═══ Entries supplied

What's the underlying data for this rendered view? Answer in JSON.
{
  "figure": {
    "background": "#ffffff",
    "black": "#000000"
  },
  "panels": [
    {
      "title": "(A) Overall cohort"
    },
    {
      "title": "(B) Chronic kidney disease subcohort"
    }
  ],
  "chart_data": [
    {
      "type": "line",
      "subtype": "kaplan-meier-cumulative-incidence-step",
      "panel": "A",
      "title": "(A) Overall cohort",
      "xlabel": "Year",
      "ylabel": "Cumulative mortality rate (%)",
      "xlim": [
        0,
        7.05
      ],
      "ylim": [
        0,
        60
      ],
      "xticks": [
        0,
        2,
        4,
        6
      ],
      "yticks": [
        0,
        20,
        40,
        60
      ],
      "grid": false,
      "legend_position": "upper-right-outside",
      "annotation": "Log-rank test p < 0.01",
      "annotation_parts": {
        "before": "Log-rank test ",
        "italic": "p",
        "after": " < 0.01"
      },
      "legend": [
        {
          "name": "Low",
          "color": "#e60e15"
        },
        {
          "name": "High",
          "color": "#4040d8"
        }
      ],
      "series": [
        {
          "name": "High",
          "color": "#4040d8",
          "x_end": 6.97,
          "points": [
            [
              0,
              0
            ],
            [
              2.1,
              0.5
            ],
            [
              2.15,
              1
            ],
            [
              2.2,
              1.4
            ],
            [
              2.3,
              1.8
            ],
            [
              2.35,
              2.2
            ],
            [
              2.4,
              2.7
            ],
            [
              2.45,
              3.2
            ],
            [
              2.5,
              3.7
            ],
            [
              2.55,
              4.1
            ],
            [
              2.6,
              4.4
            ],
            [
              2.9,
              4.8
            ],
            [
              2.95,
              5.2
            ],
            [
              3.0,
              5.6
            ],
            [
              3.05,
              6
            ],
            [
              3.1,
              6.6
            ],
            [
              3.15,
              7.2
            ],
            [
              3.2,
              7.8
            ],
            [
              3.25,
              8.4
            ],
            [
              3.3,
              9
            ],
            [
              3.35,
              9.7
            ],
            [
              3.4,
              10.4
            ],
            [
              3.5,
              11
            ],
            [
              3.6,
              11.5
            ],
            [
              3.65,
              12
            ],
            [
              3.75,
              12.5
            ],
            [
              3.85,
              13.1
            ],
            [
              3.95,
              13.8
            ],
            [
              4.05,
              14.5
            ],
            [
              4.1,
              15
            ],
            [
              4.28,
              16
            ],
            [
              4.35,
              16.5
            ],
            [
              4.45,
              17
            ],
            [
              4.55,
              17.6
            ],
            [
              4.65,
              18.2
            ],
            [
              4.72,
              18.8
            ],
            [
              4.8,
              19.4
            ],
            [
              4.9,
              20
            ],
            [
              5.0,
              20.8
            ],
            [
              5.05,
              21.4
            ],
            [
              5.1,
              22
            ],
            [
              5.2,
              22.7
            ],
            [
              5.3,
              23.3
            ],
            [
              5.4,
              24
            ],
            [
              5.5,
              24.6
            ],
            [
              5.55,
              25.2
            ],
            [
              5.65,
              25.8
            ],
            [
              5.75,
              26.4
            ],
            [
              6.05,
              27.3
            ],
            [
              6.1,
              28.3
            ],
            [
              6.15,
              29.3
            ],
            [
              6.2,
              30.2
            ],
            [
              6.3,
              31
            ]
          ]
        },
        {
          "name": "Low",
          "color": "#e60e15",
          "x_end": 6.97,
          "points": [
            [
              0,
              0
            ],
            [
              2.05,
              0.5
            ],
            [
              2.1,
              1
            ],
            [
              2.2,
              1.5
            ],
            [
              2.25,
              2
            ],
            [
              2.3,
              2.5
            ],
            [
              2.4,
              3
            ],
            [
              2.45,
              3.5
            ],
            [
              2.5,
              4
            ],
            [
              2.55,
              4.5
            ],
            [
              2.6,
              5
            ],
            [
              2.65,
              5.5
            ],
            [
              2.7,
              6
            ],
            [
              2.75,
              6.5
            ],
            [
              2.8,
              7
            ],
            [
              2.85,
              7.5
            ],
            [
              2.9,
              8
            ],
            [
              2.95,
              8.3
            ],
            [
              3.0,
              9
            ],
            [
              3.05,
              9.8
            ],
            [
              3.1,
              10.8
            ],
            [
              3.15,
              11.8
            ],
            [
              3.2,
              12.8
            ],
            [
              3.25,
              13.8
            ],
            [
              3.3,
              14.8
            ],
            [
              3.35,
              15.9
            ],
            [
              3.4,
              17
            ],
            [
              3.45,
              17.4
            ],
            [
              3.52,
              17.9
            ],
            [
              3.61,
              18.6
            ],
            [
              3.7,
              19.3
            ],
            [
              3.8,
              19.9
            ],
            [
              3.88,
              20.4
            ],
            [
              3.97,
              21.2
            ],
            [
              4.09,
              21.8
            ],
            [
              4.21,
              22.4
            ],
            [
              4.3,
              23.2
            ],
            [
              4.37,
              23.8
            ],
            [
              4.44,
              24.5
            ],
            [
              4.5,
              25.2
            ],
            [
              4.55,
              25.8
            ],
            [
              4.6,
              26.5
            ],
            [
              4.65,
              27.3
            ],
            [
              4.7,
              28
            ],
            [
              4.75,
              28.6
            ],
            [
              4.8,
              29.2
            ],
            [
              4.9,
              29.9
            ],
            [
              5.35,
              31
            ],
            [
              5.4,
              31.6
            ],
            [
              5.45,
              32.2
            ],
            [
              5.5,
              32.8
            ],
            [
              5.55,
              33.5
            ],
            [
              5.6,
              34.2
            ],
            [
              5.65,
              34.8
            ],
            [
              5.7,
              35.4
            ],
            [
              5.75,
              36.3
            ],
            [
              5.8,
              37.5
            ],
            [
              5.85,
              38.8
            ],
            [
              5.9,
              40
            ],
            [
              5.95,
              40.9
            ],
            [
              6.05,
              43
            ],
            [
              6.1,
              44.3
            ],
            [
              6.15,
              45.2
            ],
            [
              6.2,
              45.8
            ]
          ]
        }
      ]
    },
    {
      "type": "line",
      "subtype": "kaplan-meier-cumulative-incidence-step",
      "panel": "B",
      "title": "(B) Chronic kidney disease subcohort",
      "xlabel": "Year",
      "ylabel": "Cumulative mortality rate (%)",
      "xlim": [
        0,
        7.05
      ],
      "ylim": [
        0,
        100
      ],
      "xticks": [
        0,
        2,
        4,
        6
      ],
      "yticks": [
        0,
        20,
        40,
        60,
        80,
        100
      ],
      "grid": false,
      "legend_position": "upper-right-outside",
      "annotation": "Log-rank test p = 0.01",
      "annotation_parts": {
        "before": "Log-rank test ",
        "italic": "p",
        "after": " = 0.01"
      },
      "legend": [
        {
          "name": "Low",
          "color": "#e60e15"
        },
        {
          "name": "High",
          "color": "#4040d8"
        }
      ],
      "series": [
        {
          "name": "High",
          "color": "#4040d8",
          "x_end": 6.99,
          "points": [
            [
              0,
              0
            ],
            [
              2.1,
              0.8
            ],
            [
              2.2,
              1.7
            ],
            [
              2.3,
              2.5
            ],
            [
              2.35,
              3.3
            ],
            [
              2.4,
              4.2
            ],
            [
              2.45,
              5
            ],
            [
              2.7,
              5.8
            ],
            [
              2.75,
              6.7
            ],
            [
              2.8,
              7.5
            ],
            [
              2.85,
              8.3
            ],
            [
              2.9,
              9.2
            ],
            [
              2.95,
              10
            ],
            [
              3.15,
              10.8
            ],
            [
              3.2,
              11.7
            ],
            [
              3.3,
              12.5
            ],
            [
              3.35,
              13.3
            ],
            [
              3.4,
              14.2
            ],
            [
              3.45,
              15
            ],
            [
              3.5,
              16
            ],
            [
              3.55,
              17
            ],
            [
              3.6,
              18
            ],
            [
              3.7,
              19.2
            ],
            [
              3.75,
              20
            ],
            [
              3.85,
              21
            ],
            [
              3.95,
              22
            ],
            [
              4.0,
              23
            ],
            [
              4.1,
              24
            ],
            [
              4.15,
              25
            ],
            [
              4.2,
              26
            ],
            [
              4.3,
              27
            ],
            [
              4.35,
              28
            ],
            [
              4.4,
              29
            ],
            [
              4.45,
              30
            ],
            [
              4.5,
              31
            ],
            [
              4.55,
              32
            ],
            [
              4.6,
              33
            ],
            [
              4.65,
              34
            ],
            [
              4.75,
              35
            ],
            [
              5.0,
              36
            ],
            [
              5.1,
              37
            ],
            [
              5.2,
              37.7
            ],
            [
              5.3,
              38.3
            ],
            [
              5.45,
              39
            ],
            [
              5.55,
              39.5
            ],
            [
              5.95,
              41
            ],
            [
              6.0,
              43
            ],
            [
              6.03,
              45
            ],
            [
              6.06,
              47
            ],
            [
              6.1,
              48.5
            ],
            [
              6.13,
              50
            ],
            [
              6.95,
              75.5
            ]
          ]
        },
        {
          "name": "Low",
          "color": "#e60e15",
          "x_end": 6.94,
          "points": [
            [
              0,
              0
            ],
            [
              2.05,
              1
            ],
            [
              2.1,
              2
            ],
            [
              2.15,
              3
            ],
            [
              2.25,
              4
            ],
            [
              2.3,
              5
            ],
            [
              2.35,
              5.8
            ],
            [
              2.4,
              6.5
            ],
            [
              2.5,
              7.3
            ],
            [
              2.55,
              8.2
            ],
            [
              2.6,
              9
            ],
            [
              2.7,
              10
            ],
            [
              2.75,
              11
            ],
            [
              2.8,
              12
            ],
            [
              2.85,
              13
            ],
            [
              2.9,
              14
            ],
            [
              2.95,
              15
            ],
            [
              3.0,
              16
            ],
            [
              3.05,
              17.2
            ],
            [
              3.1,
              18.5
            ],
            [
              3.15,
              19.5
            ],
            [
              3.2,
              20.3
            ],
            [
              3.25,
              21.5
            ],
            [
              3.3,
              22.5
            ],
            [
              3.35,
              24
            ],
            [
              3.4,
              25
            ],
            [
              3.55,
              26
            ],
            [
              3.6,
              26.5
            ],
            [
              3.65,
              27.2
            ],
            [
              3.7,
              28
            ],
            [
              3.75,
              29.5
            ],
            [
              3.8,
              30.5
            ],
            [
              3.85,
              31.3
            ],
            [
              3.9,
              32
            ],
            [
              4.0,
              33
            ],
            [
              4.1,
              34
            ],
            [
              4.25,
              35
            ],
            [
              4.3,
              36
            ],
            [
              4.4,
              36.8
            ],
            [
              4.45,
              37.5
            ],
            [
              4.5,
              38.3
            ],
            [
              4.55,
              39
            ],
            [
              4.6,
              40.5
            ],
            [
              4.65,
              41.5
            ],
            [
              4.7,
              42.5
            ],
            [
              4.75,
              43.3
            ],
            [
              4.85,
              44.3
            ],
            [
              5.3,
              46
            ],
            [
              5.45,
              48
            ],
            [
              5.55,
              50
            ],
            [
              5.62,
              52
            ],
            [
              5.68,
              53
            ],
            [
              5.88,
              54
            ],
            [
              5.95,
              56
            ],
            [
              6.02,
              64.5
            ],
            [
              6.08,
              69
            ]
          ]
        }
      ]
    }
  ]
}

══════

In the entries above, find each line with the word "test" and show it.

▶ _Solution below_
      "annotation": "Log-rank test p < 0.01",
        "before": "Log-rank test ",
      "annotation": "Log-rank test p = 0.01",
        "before": "Log-rank test ",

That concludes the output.